■ **Written request**
Repeat the entire listing exactly as written.

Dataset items

——

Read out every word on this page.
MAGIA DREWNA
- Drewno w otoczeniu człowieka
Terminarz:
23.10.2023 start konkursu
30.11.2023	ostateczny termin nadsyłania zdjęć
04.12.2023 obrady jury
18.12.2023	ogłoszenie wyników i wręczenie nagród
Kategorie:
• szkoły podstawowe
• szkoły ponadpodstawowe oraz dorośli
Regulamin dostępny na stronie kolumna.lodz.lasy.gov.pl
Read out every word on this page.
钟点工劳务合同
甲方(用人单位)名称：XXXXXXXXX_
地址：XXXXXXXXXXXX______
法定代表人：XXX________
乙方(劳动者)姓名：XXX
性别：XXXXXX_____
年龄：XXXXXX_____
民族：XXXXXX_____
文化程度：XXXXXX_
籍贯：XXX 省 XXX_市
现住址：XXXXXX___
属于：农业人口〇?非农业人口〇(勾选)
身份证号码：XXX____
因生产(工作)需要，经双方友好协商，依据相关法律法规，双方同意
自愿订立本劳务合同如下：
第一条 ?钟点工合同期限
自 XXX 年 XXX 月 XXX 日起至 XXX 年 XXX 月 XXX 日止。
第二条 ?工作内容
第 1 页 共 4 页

——

■ **The completed task**
Read out every word on this page.
MAGIA DREWNA
- Drewno w otoczeniu człowieka
Terminarz:
23.10.2023 start konkursu
30.11.2023	ostateczny termin nadsyłania zdjęć
04.12.2023 obrady jury
18.12.2023	ogłoszenie wyników i wręczenie nagród
Kategorie:
• szkoły podstawowe
• szkoły ponadpodstawowe oraz dorośli
Regulamin dostępny na stronie kolumna.lodz.lasy.gov.pl
Read out every word on this page.
钟点工劳务合同
甲方(用人单位)名称：XXXXXXXXX_
地址：XXXXXXXXXXXX______
法定代表人：XXX________
乙方(劳动者)姓名：XXX
性别：XXXXXX_____
年龄：XXXXXX_____
民族：XXXXXX_____
文化程度：XXXXXX_
籍贯：XXX 省 XXX_市
现住址：XXXXXX___
属于：农业人口〇?非农业人口〇(勾选)
身份证号码：XXX____
因生产(工作)需要，经双方友好协商，依据相关法律法规，双方同意
自愿订立本劳务合同如下：
第一条 ?钟点工合同期限
自 XXX 年 XXX 月 XXX 日起至 XXX 年 XXX 月 XXX 日止。
第二条 ?工作内容
第 1 页 共 4 页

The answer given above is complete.